## TO BE DONE
In your copy, leave out the pictures and repeat the entries below exactly.

(Extracted data entries)
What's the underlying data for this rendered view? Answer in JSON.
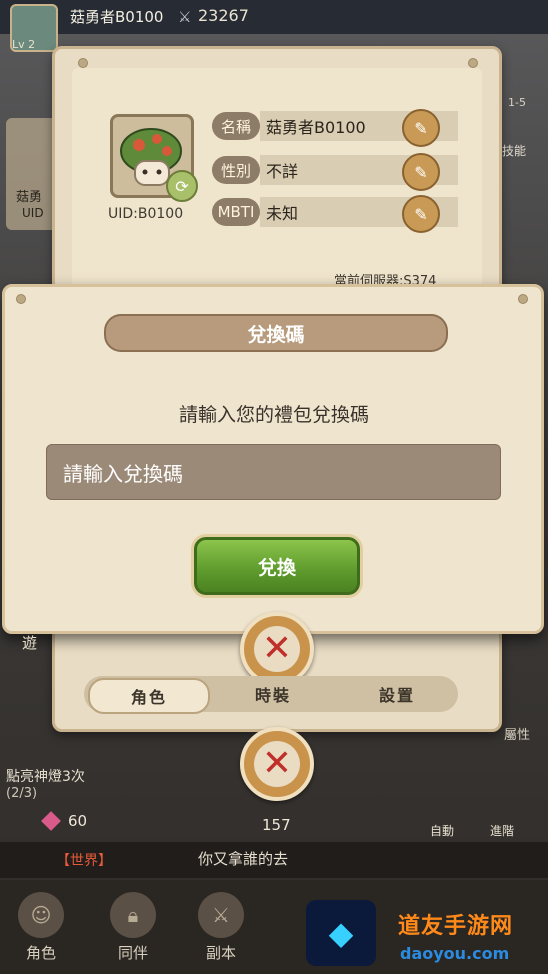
{
  "header": {
    "player_name": "菇勇者B0100",
    "power": "23267",
    "level": "Lv 2"
  },
  "side": {
    "name": "菇勇",
    "uid": "UID",
    "left_button": "遊",
    "right_level": "1-5",
    "right_skill": "技能",
    "right_attr": "屬性"
  },
  "profile": {
    "uid": "UID:B0100",
    "fields": [
      {
        "label": "名稱",
        "value": "菇勇者B0100"
      },
      {
        "label": "性別",
        "value": "不詳"
      },
      {
        "label": "MBTI",
        "value": "未知"
      }
    ],
    "server": "當前伺服器:S374",
    "tabs": [
      {
        "label": "角色",
        "active": true
      },
      {
        "label": "時裝",
        "active": false
      },
      {
        "label": "設置",
        "active": false
      }
    ]
  },
  "dialog": {
    "title": "兌換碼",
    "prompt": "請輸入您的禮包兌換碼",
    "input_placeholder": "請輸入兌換碼",
    "redeem_label": "兌換"
  },
  "bottom": {
    "quest_title": "點亮神燈3次",
    "quest_progress": "(2/3)",
    "gems": "60",
    "pedestal_count": "157",
    "auto_label": "自動",
    "advance_label": "進階",
    "chat_channel": "【世界】",
    "chat_message": "你又拿誰的去",
    "nav": [
      "角色",
      "同伴",
      "副本"
    ]
  },
  "watermark": {
    "text": "道友手游网",
    "url": "daoyou.com"
  },
  "colors": {
    "panel": "#efe5cf",
    "accent_green": "#6aa836",
    "close_red": "#c0302a"
  }
}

## RESPONSE
What's the underlying data for this rendered view? Answer in JSON.
{
  "header": {
    "player_name": "菇勇者B0100",
    "power": "23267",
    "level": "Lv 2"
  },
  "side": {
    "name": "菇勇",
    "uid": "UID",
    "left_button": "遊",
    "right_level": "1-5",
    "right_skill": "技能",
    "right_attr": "屬性"
  },
  "profile": {
    "uid": "UID:B0100",
    "fields": [
      {
        "label": "名稱",
        "value": "菇勇者B0100"
      },
      {
        "label": "性別",
        "value": "不詳"
      },
      {
        "label": "MBTI",
        "value": "未知"
      }
    ],
    "server": "當前伺服器:S374",
    "tabs": [
      {
        "label": "角色",
        "active": true
      },
      {
        "label": "時裝",
        "active": false
      },
      {
        "label": "設置",
        "active": false
      }
    ]
  },
  "dialog": {
    "title": "兌換碼",
    "prompt": "請輸入您的禮包兌換碼",
    "input_placeholder": "請輸入兌換碼",
    "redeem_label": "兌換"
  },
  "bottom": {
    "quest_title": "點亮神燈3次",
    "quest_progress": "(2/3)",
    "gems": "60",
    "pedestal_count": "157",
    "auto_label": "自動",
    "advance_label": "進階",
    "chat_channel": "【世界】",
    "chat_message": "你又拿誰的去",
    "nav": [
      "角色",
      "同伴",
      "副本"
    ]
  },
  "watermark": {
    "text": "道友手游网",
    "url": "daoyou.com"
  },
  "colors": {
    "panel": "#efe5cf",
    "accent_green": "#6aa836",
    "close_red": "#c0302a"
  }
}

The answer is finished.